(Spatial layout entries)
-------------------------
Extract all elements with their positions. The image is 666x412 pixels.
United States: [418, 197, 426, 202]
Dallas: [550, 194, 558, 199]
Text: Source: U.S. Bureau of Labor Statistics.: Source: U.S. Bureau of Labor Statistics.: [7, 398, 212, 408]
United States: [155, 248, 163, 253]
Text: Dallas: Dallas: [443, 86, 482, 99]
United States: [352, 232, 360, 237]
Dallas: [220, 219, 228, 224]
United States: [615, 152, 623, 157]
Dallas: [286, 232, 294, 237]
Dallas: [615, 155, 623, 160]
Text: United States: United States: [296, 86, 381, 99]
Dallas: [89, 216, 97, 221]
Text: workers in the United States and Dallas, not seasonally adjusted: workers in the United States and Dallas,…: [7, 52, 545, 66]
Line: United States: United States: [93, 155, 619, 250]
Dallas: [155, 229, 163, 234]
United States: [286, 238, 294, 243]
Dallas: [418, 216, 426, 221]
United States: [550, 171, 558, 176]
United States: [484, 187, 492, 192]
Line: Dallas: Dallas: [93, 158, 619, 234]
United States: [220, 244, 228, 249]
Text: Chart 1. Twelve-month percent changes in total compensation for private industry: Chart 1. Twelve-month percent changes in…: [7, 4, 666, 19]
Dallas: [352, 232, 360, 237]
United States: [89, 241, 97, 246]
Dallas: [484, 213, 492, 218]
-------------------------
• _Task description_: Write out every line of the spatial layout entries above without changing anything.

• _Reply_:
Extract all elements with their positions. The image is 666x412 pixels.
United States: [418, 197, 426, 202]
Dallas: [550, 194, 558, 199]
Text: Source: U.S. Bureau of Labor Statistics.: Source: U.S. Bureau of Labor Statistics.: [7, 398, 212, 408]
United States: [155, 248, 163, 253]
Text: Dallas: Dallas: [443, 86, 482, 99]
United States: [352, 232, 360, 237]
Dallas: [220, 219, 228, 224]
United States: [615, 152, 623, 157]
Dallas: [286, 232, 294, 237]
Dallas: [615, 155, 623, 160]
Text: United States: United States: [296, 86, 381, 99]
Dallas: [89, 216, 97, 221]
Text: workers in the United States and Dallas, not seasonally adjusted: workers in the United States and Dallas,…: [7, 52, 545, 66]
Line: United States: United States: [93, 155, 619, 250]
Dallas: [155, 229, 163, 234]
United States: [286, 238, 294, 243]
Dallas: [418, 216, 426, 221]
United States: [550, 171, 558, 176]
United States: [484, 187, 492, 192]
Line: Dallas: Dallas: [93, 158, 619, 234]
United States: [220, 244, 228, 249]
Text: Chart 1. Twelve-month percent changes in total compensation for private industry: Chart 1. Twelve-month percent changes in…: [7, 4, 666, 19]
Dallas: [352, 232, 360, 237]
United States: [89, 241, 97, 246]
Dallas: [484, 213, 492, 218]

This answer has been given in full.